**PROBLEM TO SOLVE**
Write out the whole listing again, exactly.

(Saved data entries)
-- Begin --

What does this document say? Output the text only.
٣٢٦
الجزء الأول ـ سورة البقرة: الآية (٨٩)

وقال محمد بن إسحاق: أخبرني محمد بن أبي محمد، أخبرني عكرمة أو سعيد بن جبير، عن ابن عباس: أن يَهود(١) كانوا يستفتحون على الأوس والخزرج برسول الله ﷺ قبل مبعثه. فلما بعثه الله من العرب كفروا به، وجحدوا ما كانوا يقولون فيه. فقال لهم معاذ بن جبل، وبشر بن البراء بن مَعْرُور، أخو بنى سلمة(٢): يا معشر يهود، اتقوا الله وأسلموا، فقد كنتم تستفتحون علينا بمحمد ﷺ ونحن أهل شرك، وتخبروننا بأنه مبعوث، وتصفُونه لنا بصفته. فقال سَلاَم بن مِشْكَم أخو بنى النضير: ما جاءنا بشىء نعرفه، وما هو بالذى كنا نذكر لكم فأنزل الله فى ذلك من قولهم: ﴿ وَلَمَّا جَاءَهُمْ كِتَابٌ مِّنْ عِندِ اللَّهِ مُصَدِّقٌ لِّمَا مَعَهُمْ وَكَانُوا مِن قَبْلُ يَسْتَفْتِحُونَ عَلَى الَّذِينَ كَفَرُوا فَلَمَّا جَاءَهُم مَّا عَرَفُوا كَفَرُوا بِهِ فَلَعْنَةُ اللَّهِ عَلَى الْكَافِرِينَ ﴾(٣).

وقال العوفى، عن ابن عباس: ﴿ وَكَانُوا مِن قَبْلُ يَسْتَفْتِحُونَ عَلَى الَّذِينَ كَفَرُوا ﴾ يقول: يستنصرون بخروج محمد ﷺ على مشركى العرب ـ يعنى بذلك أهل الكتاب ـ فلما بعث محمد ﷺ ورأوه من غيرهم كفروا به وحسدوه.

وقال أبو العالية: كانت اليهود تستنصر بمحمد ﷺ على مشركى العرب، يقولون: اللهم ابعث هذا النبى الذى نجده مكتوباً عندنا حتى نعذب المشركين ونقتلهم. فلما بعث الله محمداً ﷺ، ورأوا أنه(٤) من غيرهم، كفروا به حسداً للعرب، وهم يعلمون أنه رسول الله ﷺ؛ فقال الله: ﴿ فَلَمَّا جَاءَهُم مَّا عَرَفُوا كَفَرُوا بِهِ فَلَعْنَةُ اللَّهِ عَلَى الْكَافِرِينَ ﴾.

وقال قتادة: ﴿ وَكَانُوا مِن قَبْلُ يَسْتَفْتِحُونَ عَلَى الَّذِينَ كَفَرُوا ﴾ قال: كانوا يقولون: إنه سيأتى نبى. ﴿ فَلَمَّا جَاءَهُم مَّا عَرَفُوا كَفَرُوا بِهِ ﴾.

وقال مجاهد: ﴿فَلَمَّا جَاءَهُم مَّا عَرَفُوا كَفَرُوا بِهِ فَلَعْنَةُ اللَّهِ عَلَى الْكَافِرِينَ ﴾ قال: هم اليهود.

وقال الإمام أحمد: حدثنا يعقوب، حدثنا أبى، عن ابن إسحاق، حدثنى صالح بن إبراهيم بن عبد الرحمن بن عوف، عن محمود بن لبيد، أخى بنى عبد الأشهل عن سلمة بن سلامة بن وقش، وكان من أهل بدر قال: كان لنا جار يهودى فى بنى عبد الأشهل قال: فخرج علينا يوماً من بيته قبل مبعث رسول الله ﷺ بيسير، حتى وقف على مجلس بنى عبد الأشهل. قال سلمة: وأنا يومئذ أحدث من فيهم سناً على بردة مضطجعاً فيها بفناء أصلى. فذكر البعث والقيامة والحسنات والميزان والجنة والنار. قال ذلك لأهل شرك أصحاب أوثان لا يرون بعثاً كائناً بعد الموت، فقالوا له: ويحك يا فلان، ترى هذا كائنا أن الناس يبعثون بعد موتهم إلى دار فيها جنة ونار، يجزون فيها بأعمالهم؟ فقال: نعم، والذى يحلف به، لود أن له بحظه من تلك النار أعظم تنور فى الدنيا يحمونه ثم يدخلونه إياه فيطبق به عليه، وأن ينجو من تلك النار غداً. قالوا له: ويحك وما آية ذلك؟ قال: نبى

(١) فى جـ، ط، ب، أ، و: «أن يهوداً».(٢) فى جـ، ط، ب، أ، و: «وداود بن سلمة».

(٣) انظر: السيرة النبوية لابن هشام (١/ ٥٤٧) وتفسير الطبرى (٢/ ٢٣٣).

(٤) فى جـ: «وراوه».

-- End --

**THE REPLY**
What does this document say? Output the text only.
٣٢٦
الجزء الأول ـ سورة البقرة: الآية (٨٩)

وقال محمد بن إسحاق: أخبرني محمد بن أبي محمد، أخبرني عكرمة أو سعيد بن جبير، عن ابن عباس: أن يَهود(١) كانوا يستفتحون على الأوس والخزرج برسول الله ﷺ قبل مبعثه. فلما بعثه الله من العرب كفروا به، وجحدوا ما كانوا يقولون فيه. فقال لهم معاذ بن جبل، وبشر بن البراء بن مَعْرُور، أخو بنى سلمة(٢): يا معشر يهود، اتقوا الله وأسلموا، فقد كنتم تستفتحون علينا بمحمد ﷺ ونحن أهل شرك، وتخبروننا بأنه مبعوث، وتصفُونه لنا بصفته. فقال سَلاَم بن مِشْكَم أخو بنى النضير: ما جاءنا بشىء نعرفه، وما هو بالذى كنا نذكر لكم فأنزل الله فى ذلك من قولهم: ﴿ وَلَمَّا جَاءَهُمْ كِتَابٌ مِّنْ عِندِ اللَّهِ مُصَدِّقٌ لِّمَا مَعَهُمْ وَكَانُوا مِن قَبْلُ يَسْتَفْتِحُونَ عَلَى الَّذِينَ كَفَرُوا فَلَمَّا جَاءَهُم مَّا عَرَفُوا كَفَرُوا بِهِ فَلَعْنَةُ اللَّهِ عَلَى الْكَافِرِينَ ﴾(٣).

وقال العوفى، عن ابن عباس: ﴿ وَكَانُوا مِن قَبْلُ يَسْتَفْتِحُونَ عَلَى الَّذِينَ كَفَرُوا ﴾ يقول: يستنصرون بخروج محمد ﷺ على مشركى العرب ـ يعنى بذلك أهل الكتاب ـ فلما بعث محمد ﷺ ورأوه من غيرهم كفروا به وحسدوه.

وقال أبو العالية: كانت اليهود تستنصر بمحمد ﷺ على مشركى العرب، يقولون: اللهم ابعث هذا النبى الذى نجده مكتوباً عندنا حتى نعذب المشركين ونقتلهم. فلما بعث الله محمداً ﷺ، ورأوا أنه(٤) من غيرهم، كفروا به حسداً للعرب، وهم يعلمون أنه رسول الله ﷺ؛ فقال الله: ﴿ فَلَمَّا جَاءَهُم مَّا عَرَفُوا كَفَرُوا بِهِ فَلَعْنَةُ اللَّهِ عَلَى الْكَافِرِينَ ﴾.

وقال قتادة: ﴿ وَكَانُوا مِن قَبْلُ يَسْتَفْتِحُونَ عَلَى الَّذِينَ كَفَرُوا ﴾ قال: كانوا يقولون: إنه سيأتى نبى. ﴿ فَلَمَّا جَاءَهُم مَّا عَرَفُوا كَفَرُوا بِهِ ﴾.

وقال مجاهد: ﴿فَلَمَّا جَاءَهُم مَّا عَرَفُوا كَفَرُوا بِهِ فَلَعْنَةُ اللَّهِ عَلَى الْكَافِرِينَ ﴾ قال: هم اليهود.

وقال الإمام أحمد: حدثنا يعقوب، حدثنا أبى، عن ابن إسحاق، حدثنى صالح بن إبراهيم بن عبد الرحمن بن عوف، عن محمود بن لبيد، أخى بنى عبد الأشهل عن سلمة بن سلامة بن وقش، وكان من أهل بدر قال: كان لنا جار يهودى فى بنى عبد الأشهل قال: فخرج علينا يوماً من بيته قبل مبعث رسول الله ﷺ بيسير، حتى وقف على مجلس بنى عبد الأشهل. قال سلمة: وأنا يومئذ أحدث من فيهم سناً على بردة مضطجعاً فيها بفناء أصلى. فذكر البعث والقيامة والحسنات والميزان والجنة والنار. قال ذلك لأهل شرك أصحاب أوثان لا يرون بعثاً كائناً بعد الموت، فقالوا له: ويحك يا فلان، ترى هذا كائنا أن الناس يبعثون بعد موتهم إلى دار فيها جنة ونار، يجزون فيها بأعمالهم؟ فقال: نعم، والذى يحلف به، لود أن له بحظه من تلك النار أعظم تنور فى الدنيا يحمونه ثم يدخلونه إياه فيطبق به عليه، وأن ينجو من تلك النار غداً. قالوا له: ويحك وما آية ذلك؟ قال: نبى

(١) فى جـ، ط، ب، أ، و: «أن يهوداً».(٢) فى جـ، ط، ب، أ، و: «وداود بن سلمة».

(٣) انظر: السيرة النبوية لابن هشام (١/ ٥٤٧) وتفسير الطبرى (٢/ ٢٣٣).

(٤) فى جـ: «وراوه».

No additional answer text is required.